Di fatto, chiamiamo “Occidente” – nel senso estensivo suddetto – i paesi con il PIL pro capite più alto al mondo (esclusi i ricchi paesi petroliferi arabi), i quali di solito sono retti da un sistema di democrazia pluralista liberale. Preciso che per “liberale” non intendo il liberismo, la dottrina secondo cui il mercato deve essere assolutamente libero senza controlli da parte dello stato. Intendo liberal nel senso americano, come sistema politico fondato sui diritti civili e sulla tutela della libertà delle minoranze. In effetti, fra i primi trenta paesi col PIL pro capite più alto al mondo, ben 25 sono “occidentali” in questo senso (i 5 non “occidentali” sono Qatar, Singapore, Emirati Arabi, Kuwait, Brunei, quindi, paesi petroliferi e una ex-colonia britannica[1]). L’”Occidente” conta meno della metà della popolazione del pianeta e questa quota tende a diminuire rispetto agli altri paesi, ma resta la parte più ricca, se consideriamo il PIL pro capite, e con la produttività più alta.
Unisce il “blocco BRICS” il fatto che si tratti di regimi autarchici, si dice. Si è imposto in questi ultimi tempi questo termine: non dittatura, autarchia. In realtà, queste autarchie sono regimi tra loro alquanto diversi.
In Cina vige un sistema neo-confuciano in cui una classe dirigente di anziani, nominalmente comunista, coopta i suoi membri su una base sostanzialmente meritocratica. Il potere in Cina funziona più o meno come il potere universitario da noi: gli anziani che formano l’Accademia cooptano i più giovani attraverso concorsi e altri modi di selezione delle loro capacità (quando non intervengono fattori extra-accademici…). Anche in Cina si è cooptati nell’élite governante sulla base del proprio curriculum, si parte dalla gavetta.
Ben diverso è il regime di Putin, che ha una base indubbiamente democratica. I russi hanno stravotato Putin, e tuttora gli danno ampio credito. Il putinismo è un prodotto della democrazia, non è un’interruzione improvvisa del processo democratico, come accadde col fascismo e col nazismo, anch’essi andati al potere grazie ad elezioni democratiche. Stesso discorso per l’India, la più grande democrazia del mondo per numero di abitanti: Narendra Modi, un fascista secondo i nostri criteri, è stato eletto dagli indiani. Un ragionamento analogo andrebbe fatto per Orbán in Ungheria: questi ha vinto elezioni leali, nessuno lo ha accusato seriamente di brogli elettorali.
Quanto al Brasile e al Sud Africa, si dà il caso che il primo abbia come presidente un fascista, Bolsonaro. Mentre il Sud Africa è retto dal 1994 sempre dallo stesso partito, l’African National Party. Si tratta di due paesi sostanzialmente democratici.

◆ **RIGHE FORNITE**:
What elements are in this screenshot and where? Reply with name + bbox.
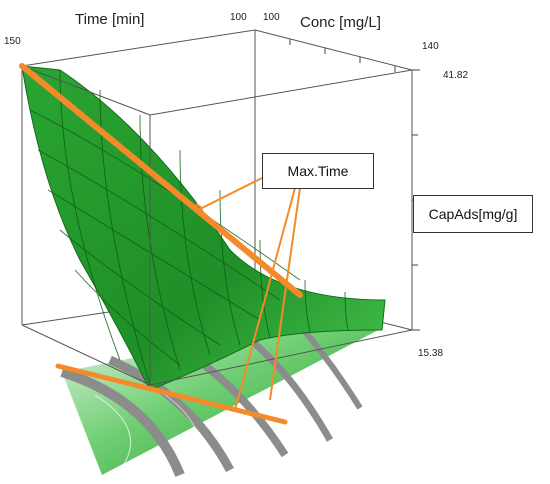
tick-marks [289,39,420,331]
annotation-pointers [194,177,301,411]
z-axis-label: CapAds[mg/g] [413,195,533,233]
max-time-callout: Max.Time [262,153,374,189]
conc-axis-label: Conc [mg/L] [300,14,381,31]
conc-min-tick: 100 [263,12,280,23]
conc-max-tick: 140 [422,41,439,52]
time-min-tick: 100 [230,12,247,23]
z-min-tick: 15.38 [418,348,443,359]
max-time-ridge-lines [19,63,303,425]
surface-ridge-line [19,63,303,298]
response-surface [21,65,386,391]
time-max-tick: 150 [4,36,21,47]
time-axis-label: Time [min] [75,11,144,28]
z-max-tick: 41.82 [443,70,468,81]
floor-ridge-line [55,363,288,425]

◆ **DA SVOLGERE**:
1. Per ciascuna affermazione, indica se concorda con il testo sull'Occidente e i BRICS, rispondendo sì o no e citando testualmente le parole decisive. (a) Fra i primi trenta paesi per PIL pro capite, 25 sono "occidentali". (b) Il Sud Africa è governato dallo stesso partito dal 1994. (c) Con "liberale" si intende il liberismo.
2. Secondo il testo sull'Occidente e i BRICS, a che cosa somiglia il funzionamento del potere in Cina?
3. Prosegui il testo sull'Occidente e i BRICS dal punto in cui si interrompe.

◆ **RISPOSTE IN ORDINE**:
1.
(a) Sì: "fra i primi trenta paesi col PIL pro capite più alto al mondo, ben 25 sono “occidentali” in questo senso".
(b) Sì: "il Sud Africa è retto dal 1994 sempre dallo stesso partito".
(c) No: "per “liberale” non intendo il liberismo".

2. Al potere universitario: funziona più o meno come il potere universitario da noi.

3.
Che cosa unisce allora tutti questi paesi che trovano tra loro una sorta di sostanziale solidarietà, come abbiamo visto nel voto all’ONU del marzo 2022, nel quale tutti costoro non hanno condannato la Russia per l’invasione dell’Ucraina?
Non sono gli interessi economici a unirli, evidentemente. O comunque, non solo quelli. Economicamente parlando, alla Cina non conviene affatto schierarsi con la Russia sulla crisi ucraina, dato che gli scambi della Cina con i paesi occidentali sono dieci volte superiori a quelli che ha con la Russia. La verità è che nella storia non contano solo gli interessi economici, ma – affermazione che apparirà eretica a molti – la comunanza di valori. Sia a sinistra che a destra, sia col marxismo che con il liberismo, ha prevalso l’idea che alla fin fine quel che decide nella storia è l’economia. Non è affatto così.
Mussolini fece la guerra con Hitler, e non con la Francia e la Gran Bretagna (come avrebbero preferito altri fascisti), non perché l’alleanza con la Germania fosse più vantaggiosa per l’Italia dell’alleanza con Francia e UK, ma per una sorta di affinità elettiva ideologica. Fascismo e nazismo avevano narrazioni molto simili, perciò Mussolini era affascinato dalla personalità dispotica di Hitler. Quindi, tra i paesi BRICS sembra fare da collante una sorta di affinità narrativa, e questa – come abbiamo visto – non è la mancanza di democrazia.
Insomma, la Realpolitik non è poi così real come sembrerebbe. Non sono solo comuni interessi territoriali o economici a unire i paesi tra loro in alleanze, ma anche una comunità “filosofica” di fondo. La cultura e la politica occidentali si dovrebbero rassegnare ad accettare questa verità: che la politica è anche, sempre, una questione di valori. Anche se spesso si tratta di valori aberranti, come razzismo, fascismo, nazionalismo, ecc. Quella che chiamiamo Realpolitik consiste quindi, paradossalmente, nel riconoscere che conta molto la Imaginärpolitik, la politica immaginaria. È solo quando riconosciamo che l’altro non vive di solo pane ma anche di valori (ovvero, spesso, di deliri) che possiamo difendere meglio anche il nostro pane.
Vittorio Gassmann diceva “le ideologie contano perché ci sono sempre dei pazzi che le prendono sul serio”. Possiamo dire che gli esseri umani sono in larga parte dei pazzi.
2.
Quel che unisce veramente i paesi BRICS – e i loro estimatori occidentali – è ciò che Putin ha chiamato illiberalità. Ha teorizzato una vera e propria “democrazia illiberale”. Per illiberale intende il rovescio del liberal in senso americano: mancanza di diritti civili. Innanzi tutto, mancanza dei diritti degli omosessuali.
Il patriarca di Mosca Kirill, quando ha sostenuto pubblicamente l’aggressione all’Ucraina, ha detto che quel paese non è più una nazione cristiana perché permette il Gay Pride. “Illiberale”, nell’immaginario collettivo di questi paesi, è soprattutto non consentire orientamenti sessuali diversi da quelli eterosessuali. Come per tantissimi islamici “essere infedeli” significa soprattutto dare troppa libertà alle donne, il resto sembra loro secondario. C’è qualcosa di fondamentalmente sessuale nella divisione del mondo in blocchi?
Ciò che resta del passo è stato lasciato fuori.